▶ [GIVEN EXERCISE]:
Set down each line of the data below exactly as it stands, dropping the pictures.

# start of EXERCISE INPUT

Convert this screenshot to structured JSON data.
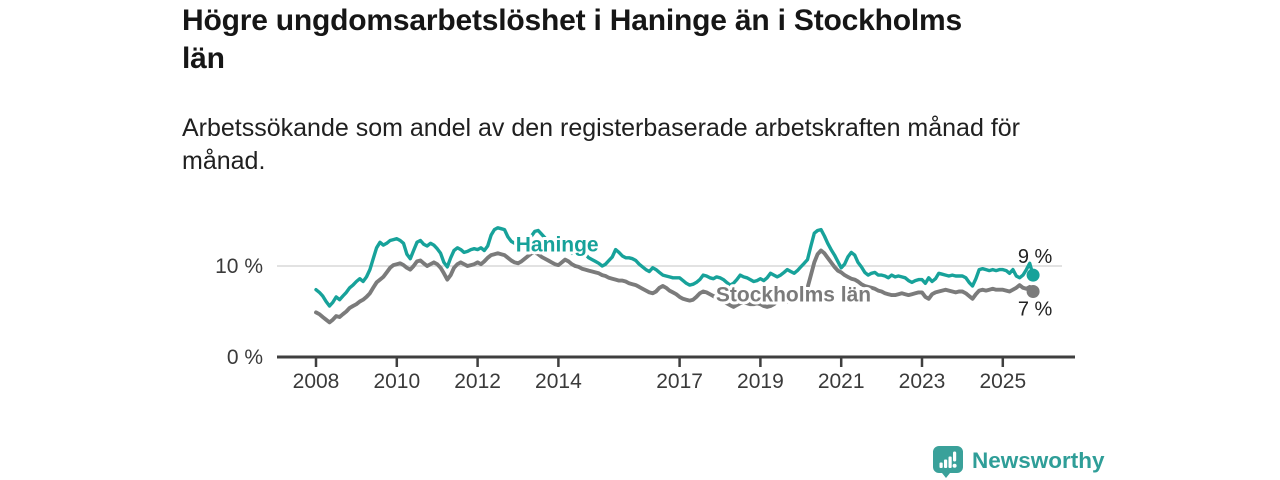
{
  "header": {
    "title": "Högre ungdomsarbetslöshet i Haninge än i Stockholms\nlän",
    "subtitle": "Arbetssökande som andel av den registerbaserade arbetskraften månad för\nmånad."
  },
  "footer": {
    "brand": "Newsworthy",
    "logo_icon": "newsworthy-speech-bubble-bar-chart-icon"
  },
  "colors": {
    "haninge": "#17a29a",
    "stockholms_lan": "#7b7b7b",
    "axis": "#3f3f3f",
    "grid": "#d9d9d9",
    "tick_text": "#3a3a3a",
    "end_label_text": "#222222",
    "brand_teal": "#2f9e98",
    "background": "#ffffff"
  },
  "chart_data": {
    "type": "line",
    "title": "Högre ungdomsarbetslöshet i Haninge än i Stockholms län",
    "subtitle": "Arbetssökande som andel av den registerbaserade arbetskraften månad för månad.",
    "unit": "%",
    "x_start_year": 2008,
    "x_months_per_point": 1,
    "x_end": "2025-10",
    "x_ticks": [
      2008,
      2010,
      2012,
      2014,
      2017,
      2019,
      2021,
      2023,
      2025
    ],
    "y_ticks": [
      {
        "value": 0,
        "label": "0 %"
      },
      {
        "value": 10,
        "label": "10 %"
      }
    ],
    "y_gridlines": [
      10
    ],
    "ylim": [
      0,
      15.5
    ],
    "grid": "horizontal-only",
    "legend": "inline-labels",
    "series": [
      {
        "name": "Stockholms län",
        "color": "#7b7b7b",
        "line_width": 3.9,
        "end_label": "7 %",
        "end_label_position": "below",
        "label_anchor": {
          "year": 2019.82,
          "value": 7.0
        },
        "values": [
          4.9,
          4.7,
          4.4,
          4.1,
          3.8,
          4.1,
          4.5,
          4.4,
          4.7,
          5.0,
          5.4,
          5.6,
          5.8,
          6.1,
          6.3,
          6.6,
          7.0,
          7.6,
          8.2,
          8.5,
          8.8,
          9.3,
          9.8,
          10.1,
          10.2,
          10.3,
          10.1,
          9.8,
          9.6,
          10.0,
          10.5,
          10.6,
          10.3,
          10.0,
          10.2,
          10.4,
          10.2,
          9.8,
          9.2,
          8.5,
          9.0,
          9.8,
          10.2,
          10.4,
          10.2,
          10.0,
          10.1,
          10.2,
          10.4,
          10.2,
          10.5,
          10.9,
          11.2,
          11.3,
          11.4,
          11.3,
          11.2,
          10.9,
          10.6,
          10.4,
          10.3,
          10.5,
          10.8,
          11.1,
          11.4,
          11.5,
          11.3,
          11.0,
          10.8,
          10.6,
          10.4,
          10.2,
          10.1,
          10.4,
          10.7,
          10.5,
          10.2,
          10.0,
          9.9,
          9.7,
          9.6,
          9.5,
          9.4,
          9.3,
          9.2,
          9.0,
          8.9,
          8.7,
          8.6,
          8.5,
          8.4,
          8.4,
          8.3,
          8.1,
          8.0,
          7.9,
          7.7,
          7.5,
          7.3,
          7.1,
          7.0,
          7.2,
          7.6,
          7.8,
          7.6,
          7.3,
          7.1,
          6.9,
          6.6,
          6.4,
          6.3,
          6.2,
          6.3,
          6.6,
          7.0,
          7.2,
          7.1,
          6.9,
          6.7,
          6.5,
          6.3,
          6.1,
          5.9,
          5.7,
          5.5,
          5.7,
          5.9,
          6.0,
          5.9,
          5.8,
          5.8,
          5.9,
          5.8,
          5.6,
          5.5,
          5.6,
          5.8,
          6.1,
          6.3,
          6.2,
          6.1,
          6.2,
          6.4,
          6.5,
          6.7,
          7.0,
          7.6,
          9.0,
          10.4,
          11.3,
          11.7,
          11.4,
          10.9,
          10.4,
          9.9,
          9.5,
          9.3,
          9.0,
          8.8,
          8.6,
          8.5,
          8.3,
          8.0,
          7.8,
          7.7,
          7.6,
          7.5,
          7.3,
          7.2,
          7.0,
          6.9,
          6.8,
          6.8,
          6.9,
          7.0,
          6.9,
          6.8,
          6.9,
          7.0,
          7.1,
          7.1,
          6.6,
          6.4,
          6.9,
          7.1,
          7.2,
          7.3,
          7.4,
          7.3,
          7.2,
          7.1,
          7.2,
          7.2,
          7.0,
          6.7,
          6.4,
          6.9,
          7.3,
          7.4,
          7.3,
          7.4,
          7.5,
          7.4,
          7.4,
          7.4,
          7.3,
          7.2,
          7.4,
          7.6,
          7.9,
          7.6,
          7.5,
          7.7,
          7.2
        ]
      },
      {
        "name": "Haninge",
        "color": "#17a29a",
        "line_width": 3.4,
        "end_label": "9 %",
        "end_label_position": "above",
        "label_anchor": {
          "year": 2013.97,
          "value": 12.5
        },
        "values": [
          7.4,
          7.1,
          6.7,
          6.1,
          5.6,
          6.0,
          6.6,
          6.3,
          6.7,
          7.1,
          7.6,
          7.9,
          8.3,
          8.6,
          8.3,
          8.8,
          9.6,
          10.8,
          12.0,
          12.6,
          12.3,
          12.5,
          12.8,
          12.9,
          13.0,
          12.8,
          12.5,
          11.3,
          10.8,
          11.7,
          12.6,
          12.8,
          12.4,
          12.2,
          12.5,
          12.3,
          11.9,
          11.4,
          10.4,
          9.9,
          10.9,
          11.7,
          12.0,
          11.8,
          11.5,
          11.6,
          11.8,
          11.9,
          11.8,
          12.0,
          11.7,
          12.2,
          13.4,
          14.0,
          14.2,
          14.1,
          14.0,
          13.2,
          12.7,
          12.5,
          12.6,
          12.8,
          12.5,
          12.9,
          13.3,
          13.8,
          13.9,
          13.5,
          13.1,
          12.8,
          12.6,
          12.4,
          12.2,
          12.4,
          12.0,
          11.7,
          11.4,
          11.8,
          12.0,
          11.7,
          11.3,
          10.9,
          10.7,
          10.5,
          10.3,
          10.0,
          10.2,
          10.6,
          11.0,
          11.8,
          11.5,
          11.1,
          10.9,
          10.9,
          10.8,
          10.6,
          10.2,
          9.9,
          9.6,
          9.4,
          9.8,
          9.6,
          9.3,
          9.0,
          8.9,
          8.8,
          8.7,
          8.7,
          8.7,
          8.4,
          8.1,
          7.9,
          8.0,
          8.2,
          8.5,
          9.0,
          8.9,
          8.7,
          8.6,
          8.8,
          8.7,
          8.5,
          8.2,
          7.9,
          8.1,
          8.5,
          9.0,
          8.8,
          8.7,
          8.5,
          8.3,
          8.4,
          8.6,
          8.4,
          8.7,
          9.2,
          9.0,
          8.8,
          9.0,
          9.3,
          9.6,
          9.4,
          9.2,
          9.5,
          9.9,
          10.3,
          10.7,
          12.2,
          13.6,
          13.9,
          14.0,
          13.3,
          12.5,
          11.8,
          11.2,
          10.5,
          9.8,
          10.2,
          11.0,
          11.5,
          11.2,
          10.4,
          9.9,
          9.3,
          9.0,
          9.2,
          9.3,
          9.0,
          9.0,
          8.9,
          8.7,
          9.0,
          8.8,
          8.9,
          8.8,
          8.7,
          8.4,
          8.2,
          8.4,
          8.5,
          8.5,
          8.1,
          8.7,
          8.3,
          8.6,
          9.2,
          9.1,
          9.0,
          8.9,
          9.0,
          8.9,
          8.9,
          8.9,
          8.7,
          8.2,
          7.8,
          8.6,
          9.6,
          9.7,
          9.6,
          9.5,
          9.6,
          9.5,
          9.6,
          9.6,
          9.5,
          9.2,
          9.6,
          8.9,
          8.7,
          9.0,
          9.6,
          10.3,
          9.0
        ]
      }
    ]
  }
}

# end of EXERCISE INPUT

▶ [ANSWER IN FULL]:
Convert this screenshot to structured JSON data.
{
  "header": {
    "title": "Högre ungdomsarbetslöshet i Haninge än i Stockholms\nlän",
    "subtitle": "Arbetssökande som andel av den registerbaserade arbetskraften månad för\nmånad."
  },
  "footer": {
    "brand": "Newsworthy",
    "logo_icon": "newsworthy-speech-bubble-bar-chart-icon"
  },
  "colors": {
    "haninge": "#17a29a",
    "stockholms_lan": "#7b7b7b",
    "axis": "#3f3f3f",
    "grid": "#d9d9d9",
    "tick_text": "#3a3a3a",
    "end_label_text": "#222222",
    "brand_teal": "#2f9e98",
    "background": "#ffffff"
  },
  "chart_data": {
    "type": "line",
    "title": "Högre ungdomsarbetslöshet i Haninge än i Stockholms län",
    "subtitle": "Arbetssökande som andel av den registerbaserade arbetskraften månad för månad.",
    "unit": "%",
    "x_start_year": 2008,
    "x_months_per_point": 1,
    "x_end": "2025-10",
    "x_ticks": [
      2008,
      2010,
      2012,
      2014,
      2017,
      2019,
      2021,
      2023,
      2025
    ],
    "y_ticks": [
      {
        "value": 0,
        "label": "0 %"
      },
      {
        "value": 10,
        "label": "10 %"
      }
    ],
    "y_gridlines": [
      10
    ],
    "ylim": [
      0,
      15.5
    ],
    "grid": "horizontal-only",
    "legend": "inline-labels",
    "series": [
      {
        "name": "Stockholms län",
        "color": "#7b7b7b",
        "line_width": 3.9,
        "end_label": "7 %",
        "end_label_position": "below",
        "label_anchor": {
          "year": 2019.82,
          "value": 7.0
        },
        "values": [
          4.9,
          4.7,
          4.4,
          4.1,
          3.8,
          4.1,
          4.5,
          4.4,
          4.7,
          5.0,
          5.4,
          5.6,
          5.8,
          6.1,
          6.3,
          6.6,
          7.0,
          7.6,
          8.2,
          8.5,
          8.8,
          9.3,
          9.8,
          10.1,
          10.2,
          10.3,
          10.1,
          9.8,
          9.6,
          10.0,
          10.5,
          10.6,
          10.3,
          10.0,
          10.2,
          10.4,
          10.2,
          9.8,
          9.2,
          8.5,
          9.0,
          9.8,
          10.2,
          10.4,
          10.2,
          10.0,
          10.1,
          10.2,
          10.4,
          10.2,
          10.5,
          10.9,
          11.2,
          11.3,
          11.4,
          11.3,
          11.2,
          10.9,
          10.6,
          10.4,
          10.3,
          10.5,
          10.8,
          11.1,
          11.4,
          11.5,
          11.3,
          11.0,
          10.8,
          10.6,
          10.4,
          10.2,
          10.1,
          10.4,
          10.7,
          10.5,
          10.2,
          10.0,
          9.9,
          9.7,
          9.6,
          9.5,
          9.4,
          9.3,
          9.2,
          9.0,
          8.9,
          8.7,
          8.6,
          8.5,
          8.4,
          8.4,
          8.3,
          8.1,
          8.0,
          7.9,
          7.7,
          7.5,
          7.3,
          7.1,
          7.0,
          7.2,
          7.6,
          7.8,
          7.6,
          7.3,
          7.1,
          6.9,
          6.6,
          6.4,
          6.3,
          6.2,
          6.3,
          6.6,
          7.0,
          7.2,
          7.1,
          6.9,
          6.7,
          6.5,
          6.3,
          6.1,
          5.9,
          5.7,
          5.5,
          5.7,
          5.9,
          6.0,
          5.9,
          5.8,
          5.8,
          5.9,
          5.8,
          5.6,
          5.5,
          5.6,
          5.8,
          6.1,
          6.3,
          6.2,
          6.1,
          6.2,
          6.4,
          6.5,
          6.7,
          7.0,
          7.6,
          9.0,
          10.4,
          11.3,
          11.7,
          11.4,
          10.9,
          10.4,
          9.9,
          9.5,
          9.3,
          9.0,
          8.8,
          8.6,
          8.5,
          8.3,
          8.0,
          7.8,
          7.7,
          7.6,
          7.5,
          7.3,
          7.2,
          7.0,
          6.9,
          6.8,
          6.8,
          6.9,
          7.0,
          6.9,
          6.8,
          6.9,
          7.0,
          7.1,
          7.1,
          6.6,
          6.4,
          6.9,
          7.1,
          7.2,
          7.3,
          7.4,
          7.3,
          7.2,
          7.1,
          7.2,
          7.2,
          7.0,
          6.7,
          6.4,
          6.9,
          7.3,
          7.4,
          7.3,
          7.4,
          7.5,
          7.4,
          7.4,
          7.4,
          7.3,
          7.2,
          7.4,
          7.6,
          7.9,
          7.6,
          7.5,
          7.7,
          7.2
        ]
      },
      {
        "name": "Haninge",
        "color": "#17a29a",
        "line_width": 3.4,
        "end_label": "9 %",
        "end_label_position": "above",
        "label_anchor": {
          "year": 2013.97,
          "value": 12.5
        },
        "values": [
          7.4,
          7.1,
          6.7,
          6.1,
          5.6,
          6.0,
          6.6,
          6.3,
          6.7,
          7.1,
          7.6,
          7.9,
          8.3,
          8.6,
          8.3,
          8.8,
          9.6,
          10.8,
          12.0,
          12.6,
          12.3,
          12.5,
          12.8,
          12.9,
          13.0,
          12.8,
          12.5,
          11.3,
          10.8,
          11.7,
          12.6,
          12.8,
          12.4,
          12.2,
          12.5,
          12.3,
          11.9,
          11.4,
          10.4,
          9.9,
          10.9,
          11.7,
          12.0,
          11.8,
          11.5,
          11.6,
          11.8,
          11.9,
          11.8,
          12.0,
          11.7,
          12.2,
          13.4,
          14.0,
          14.2,
          14.1,
          14.0,
          13.2,
          12.7,
          12.5,
          12.6,
          12.8,
          12.5,
          12.9,
          13.3,
          13.8,
          13.9,
          13.5,
          13.1,
          12.8,
          12.6,
          12.4,
          12.2,
          12.4,
          12.0,
          11.7,
          11.4,
          11.8,
          12.0,
          11.7,
          11.3,
          10.9,
          10.7,
          10.5,
          10.3,
          10.0,
          10.2,
          10.6,
          11.0,
          11.8,
          11.5,
          11.1,
          10.9,
          10.9,
          10.8,
          10.6,
          10.2,
          9.9,
          9.6,
          9.4,
          9.8,
          9.6,
          9.3,
          9.0,
          8.9,
          8.8,
          8.7,
          8.7,
          8.7,
          8.4,
          8.1,
          7.9,
          8.0,
          8.2,
          8.5,
          9.0,
          8.9,
          8.7,
          8.6,
          8.8,
          8.7,
          8.5,
          8.2,
          7.9,
          8.1,
          8.5,
          9.0,
          8.8,
          8.7,
          8.5,
          8.3,
          8.4,
          8.6,
          8.4,
          8.7,
          9.2,
          9.0,
          8.8,
          9.0,
          9.3,
          9.6,
          9.4,
          9.2,
          9.5,
          9.9,
          10.3,
          10.7,
          12.2,
          13.6,
          13.9,
          14.0,
          13.3,
          12.5,
          11.8,
          11.2,
          10.5,
          9.8,
          10.2,
          11.0,
          11.5,
          11.2,
          10.4,
          9.9,
          9.3,
          9.0,
          9.2,
          9.3,
          9.0,
          9.0,
          8.9,
          8.7,
          9.0,
          8.8,
          8.9,
          8.8,
          8.7,
          8.4,
          8.2,
          8.4,
          8.5,
          8.5,
          8.1,
          8.7,
          8.3,
          8.6,
          9.2,
          9.1,
          9.0,
          8.9,
          9.0,
          8.9,
          8.9,
          8.9,
          8.7,
          8.2,
          7.8,
          8.6,
          9.6,
          9.7,
          9.6,
          9.5,
          9.6,
          9.5,
          9.6,
          9.6,
          9.5,
          9.2,
          9.6,
          8.9,
          8.7,
          9.0,
          9.6,
          10.3,
          9.0
        ]
      }
    ]
  }
}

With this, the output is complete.